*Data listing*.

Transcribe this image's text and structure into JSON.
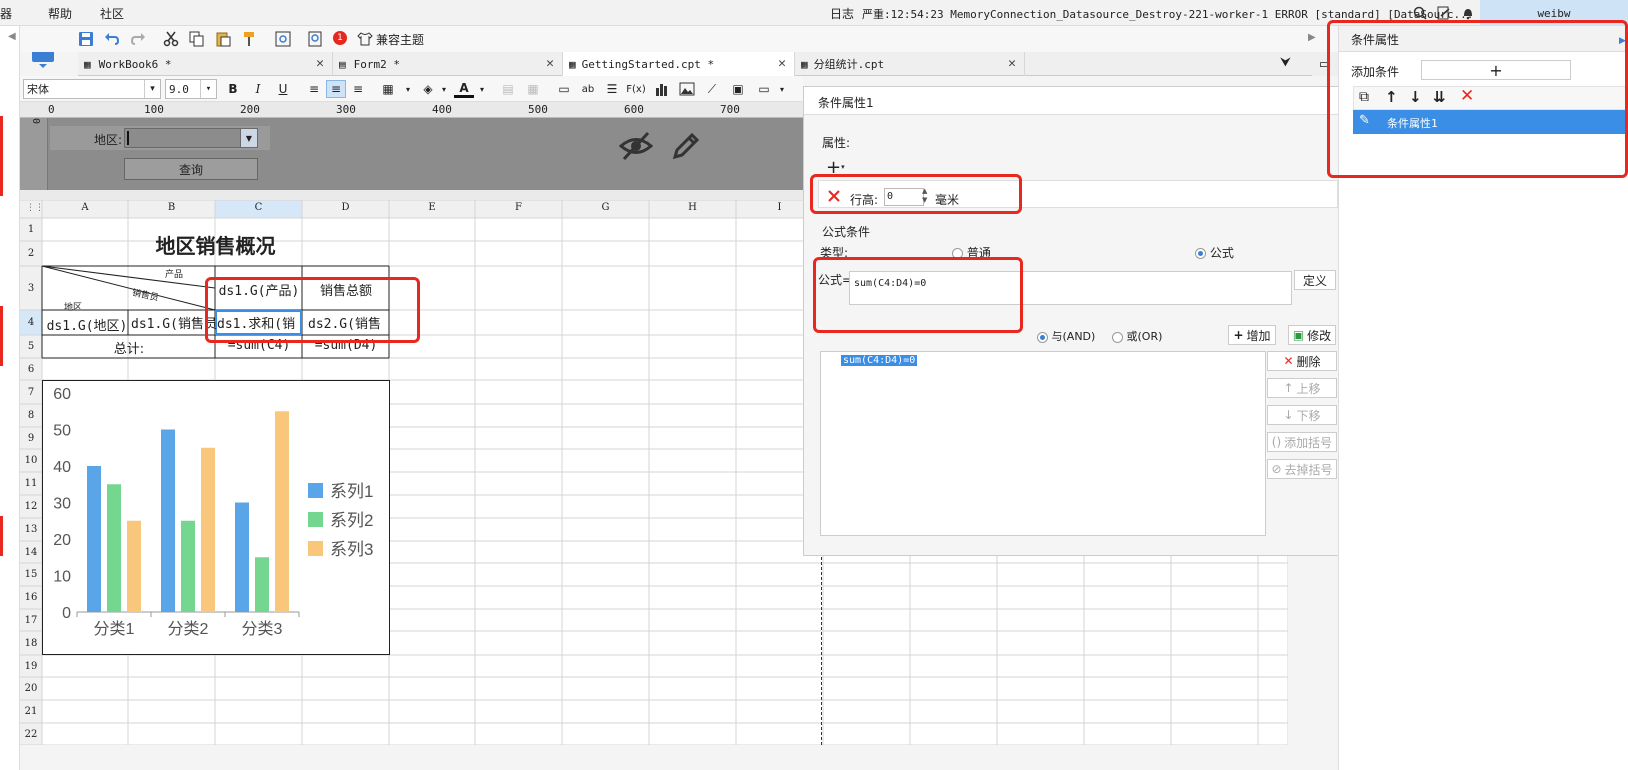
{
  "menubar": {
    "items": [
      "器",
      "帮助",
      "社区"
    ],
    "log_label": "日志",
    "severity": "严重:",
    "status_text": "12:54:23 MemoryConnection_Datasource_Destroy-221-worker-1 ERROR [standard] [DataSourc...",
    "user": "weibw",
    "notification_count": "1"
  },
  "toolbar": {
    "theme_label": "兼容主题"
  },
  "tabs": [
    {
      "label": "WorkBook6 *"
    },
    {
      "label": "Form2 *"
    },
    {
      "label": "GettingStarted.cpt *"
    },
    {
      "label": "分组统计.cpt"
    }
  ],
  "format": {
    "font": "宋体",
    "size": "9.0",
    "bold": "B",
    "italic": "I",
    "underline": "U"
  },
  "ruler": {
    "ticks": [
      "0",
      "100",
      "200",
      "300",
      "400",
      "500",
      "600",
      "700"
    ],
    "v_tick": "0"
  },
  "params": {
    "region_label": "地区:",
    "query_button": "查询"
  },
  "sheet": {
    "columns": [
      "A",
      "B",
      "C",
      "D",
      "E",
      "F",
      "G",
      "H",
      "I"
    ],
    "rows": [
      "1",
      "2",
      "3",
      "4",
      "5",
      "6",
      "7",
      "8",
      "9",
      "10",
      "11",
      "12",
      "13",
      "14",
      "15",
      "16",
      "17",
      "18",
      "19",
      "20",
      "21",
      "22"
    ],
    "title": "地区销售概况",
    "header_product": "产品",
    "header_salesperson": "销售员",
    "header_region": "地区",
    "c3": "ds1.G(产品)",
    "d3": "销售总额",
    "a4": "ds1.G(地区)",
    "b4": "ds1.G(销售员)",
    "c4": "ds1.求和(销",
    "d4": "ds2.G(销售",
    "a5": "总计:",
    "c5": "=sum(C4)",
    "d5": "=sum(D4)"
  },
  "chart_data": {
    "type": "bar",
    "categories": [
      "分类1",
      "分类2",
      "分类3"
    ],
    "series": [
      {
        "name": "系列1",
        "values": [
          40,
          50,
          30
        ],
        "color": "#5aa5e8"
      },
      {
        "name": "系列2",
        "values": [
          35,
          25,
          15
        ],
        "color": "#74d68f"
      },
      {
        "name": "系列3",
        "values": [
          25,
          45,
          55
        ],
        "color": "#f8c77b"
      }
    ],
    "yticks": [
      "0",
      "10",
      "20",
      "30",
      "40",
      "50",
      "60"
    ],
    "ylim": [
      0,
      60
    ],
    "legend": "right"
  },
  "dialog": {
    "title": "条件属性1",
    "attr_label": "属性:",
    "row_height_label": "行高:",
    "row_height_value": "0",
    "unit": "毫米",
    "formula_condition_label": "公式条件",
    "type_label": "类型:",
    "type_normal": "普通",
    "type_formula": "公式",
    "formula_label": "公式=",
    "formula_value": "sum(C4:D4)=0",
    "define_button": "定义",
    "and_label": "与(AND)",
    "or_label": "或(OR)",
    "add_button": "增加",
    "modify_button": "修改",
    "conditions": [
      "sum(C4:D4)=0"
    ],
    "delete_button": "删除",
    "up_button": "上移",
    "down_button": "下移",
    "add_bracket_button": "添加括号",
    "remove_bracket_button": "去掉括号"
  },
  "panel": {
    "title": "条件属性",
    "add_condition_label": "添加条件",
    "items": [
      "条件属性1"
    ]
  },
  "colors": {
    "accent": "#3a7fd4",
    "selected": "#3a8ee6",
    "highlight": "#e8281e"
  }
}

*Short problem*.
Retype all of the entries exactly as written, leaving out any images.

*Written solution*.
Transcribe this image's text and structure into JSON.
{
  "menubar": {
    "items": [
      "器",
      "帮助",
      "社区"
    ],
    "log_label": "日志",
    "severity": "严重:",
    "status_text": "12:54:23 MemoryConnection_Datasource_Destroy-221-worker-1 ERROR [standard] [DataSourc...",
    "user": "weibw",
    "notification_count": "1"
  },
  "toolbar": {
    "theme_label": "兼容主题"
  },
  "tabs": [
    {
      "label": "WorkBook6 *"
    },
    {
      "label": "Form2 *"
    },
    {
      "label": "GettingStarted.cpt *"
    },
    {
      "label": "分组统计.cpt"
    }
  ],
  "format": {
    "font": "宋体",
    "size": "9.0",
    "bold": "B",
    "italic": "I",
    "underline": "U"
  },
  "ruler": {
    "ticks": [
      "0",
      "100",
      "200",
      "300",
      "400",
      "500",
      "600",
      "700"
    ],
    "v_tick": "0"
  },
  "params": {
    "region_label": "地区:",
    "query_button": "查询"
  },
  "sheet": {
    "columns": [
      "A",
      "B",
      "C",
      "D",
      "E",
      "F",
      "G",
      "H",
      "I"
    ],
    "rows": [
      "1",
      "2",
      "3",
      "4",
      "5",
      "6",
      "7",
      "8",
      "9",
      "10",
      "11",
      "12",
      "13",
      "14",
      "15",
      "16",
      "17",
      "18",
      "19",
      "20",
      "21",
      "22"
    ],
    "title": "地区销售概况",
    "header_product": "产品",
    "header_salesperson": "销售员",
    "header_region": "地区",
    "c3": "ds1.G(产品)",
    "d3": "销售总额",
    "a4": "ds1.G(地区)",
    "b4": "ds1.G(销售员)",
    "c4": "ds1.求和(销",
    "d4": "ds2.G(销售",
    "a5": "总计:",
    "c5": "=sum(C4)",
    "d5": "=sum(D4)"
  },
  "chart_data": {
    "type": "bar",
    "categories": [
      "分类1",
      "分类2",
      "分类3"
    ],
    "series": [
      {
        "name": "系列1",
        "values": [
          40,
          50,
          30
        ],
        "color": "#5aa5e8"
      },
      {
        "name": "系列2",
        "values": [
          35,
          25,
          15
        ],
        "color": "#74d68f"
      },
      {
        "name": "系列3",
        "values": [
          25,
          45,
          55
        ],
        "color": "#f8c77b"
      }
    ],
    "yticks": [
      "0",
      "10",
      "20",
      "30",
      "40",
      "50",
      "60"
    ],
    "ylim": [
      0,
      60
    ],
    "legend": "right"
  },
  "dialog": {
    "title": "条件属性1",
    "attr_label": "属性:",
    "row_height_label": "行高:",
    "row_height_value": "0",
    "unit": "毫米",
    "formula_condition_label": "公式条件",
    "type_label": "类型:",
    "type_normal": "普通",
    "type_formula": "公式",
    "formula_label": "公式=",
    "formula_value": "sum(C4:D4)=0",
    "define_button": "定义",
    "and_label": "与(AND)",
    "or_label": "或(OR)",
    "add_button": "增加",
    "modify_button": "修改",
    "conditions": [
      "sum(C4:D4)=0"
    ],
    "delete_button": "删除",
    "up_button": "上移",
    "down_button": "下移",
    "add_bracket_button": "添加括号",
    "remove_bracket_button": "去掉括号"
  },
  "panel": {
    "title": "条件属性",
    "add_condition_label": "添加条件",
    "items": [
      "条件属性1"
    ]
  },
  "colors": {
    "accent": "#3a7fd4",
    "selected": "#3a8ee6",
    "highlight": "#e8281e"
  }
}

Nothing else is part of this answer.